PROBLEM DESCRIPTION: Restate the data below word for word. Skip any images it contains.

BEGIN DATA LINES

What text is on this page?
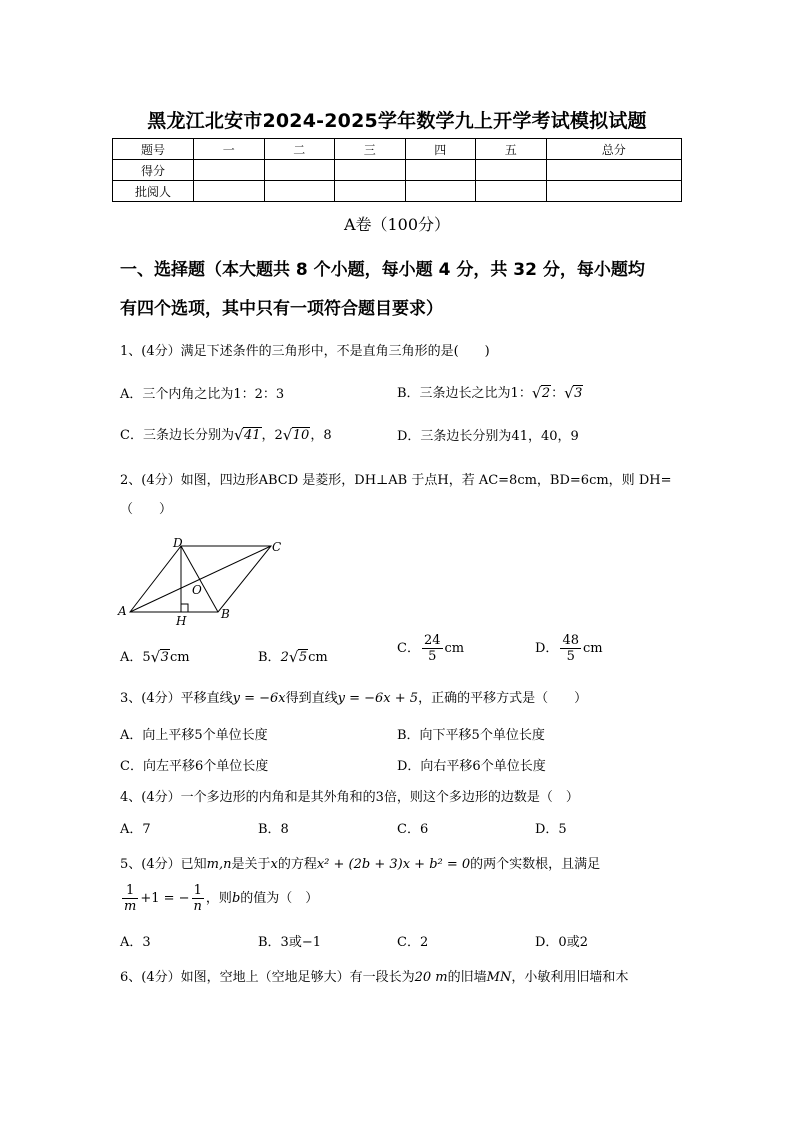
黑龙江北安市2024-2025学年数学九上开学考试模拟试题
题号	一	二	三	四	五	总分
得分						
批阅人						
A卷（100分）
一、选择题（本大题共 8 个小题，每小题 4 分，共 32 分，每小题均
有四个选项，其中只有一项符合题目要求）
1、(4分）满足下述条件的三角形中，不是直角三角形的是(　　)
A．三个内角之比为1：2：3	B．三条边长之比为1： √ 2： √ 3
C．三条边长分别为 √ 41，2 √ 10，8	D．三条边长分别为41，40，9
2、(4分）如图，四边形ABCD 是菱形，DH⊥AB 于点H，若 AC=8cm，BD=6cm，则 DH=
（　　）
A	B
C
D
H
O
A．5 √ 3cm	B．2 √ 5cm
C． $\frac{24}{5}$ cm	D． $\frac{48}{5}$ cm
3、(4分）平移直线y = −6x得到直线y = −6x + 5，正确的平移方式是（　　）
A．向上平移5个单位长度	B．向下平移5个单位长度
C．向左平移6个单位长度	D．向右平移6个单位长度
4、(4分）一个多边形的内角和是其外角和的3倍，则这个多边形的边数是（　）
A．7	B．8	C．6	D．5
5、(4分）已知m,n是关于x的方程x² + (2b + 3)x + b² = 0的两个实数根，且满足
$\frac{1}{m} +1$ = − $\frac{1}{n}$ ，则b的值为（　）
A．3	B．3或−1	C．2	D．0或2
6、(4分）如图，空地上（空地足够大）有一段长为20 m的旧墙MN，小敏利用旧墙和木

END DATA LINES

RESULT:
What text is on this page?
黑龙江北安市2024-2025学年数学九上开学考试模拟试题
题号	一	二	三	四	五	总分
得分						
批阅人						
A卷（100分）
一、选择题（本大题共 8 个小题，每小题 4 分，共 32 分，每小题均
有四个选项，其中只有一项符合题目要求）
1、(4分）满足下述条件的三角形中，不是直角三角形的是(　　)
A．三个内角之比为1：2：3	B．三条边长之比为1： √ 2： √ 3
C．三条边长分别为 √ 41，2 √ 10，8	D．三条边长分别为41，40，9
2、(4分）如图，四边形ABCD 是菱形，DH⊥AB 于点H，若 AC=8cm，BD=6cm，则 DH=
（　　）
A	B
C
D
H
O
A．5 √ 3cm	B．2 √ 5cm
C． $\frac{24}{5}$ cm	D． $\frac{48}{5}$ cm
3、(4分）平移直线y = −6x得到直线y = −6x + 5，正确的平移方式是（　　）
A．向上平移5个单位长度	B．向下平移5个单位长度
C．向左平移6个单位长度	D．向右平移6个单位长度
4、(4分）一个多边形的内角和是其外角和的3倍，则这个多边形的边数是（　）
A．7	B．8	C．6	D．5
5、(4分）已知m,n是关于x的方程x² + (2b + 3)x + b² = 0的两个实数根，且满足
$\frac{1}{m} +1$ = − $\frac{1}{n}$ ，则b的值为（　）
A．3	B．3或−1	C．2	D．0或2
6、(4分）如图，空地上（空地足够大）有一段长为20 m的旧墙MN，小敏利用旧墙和木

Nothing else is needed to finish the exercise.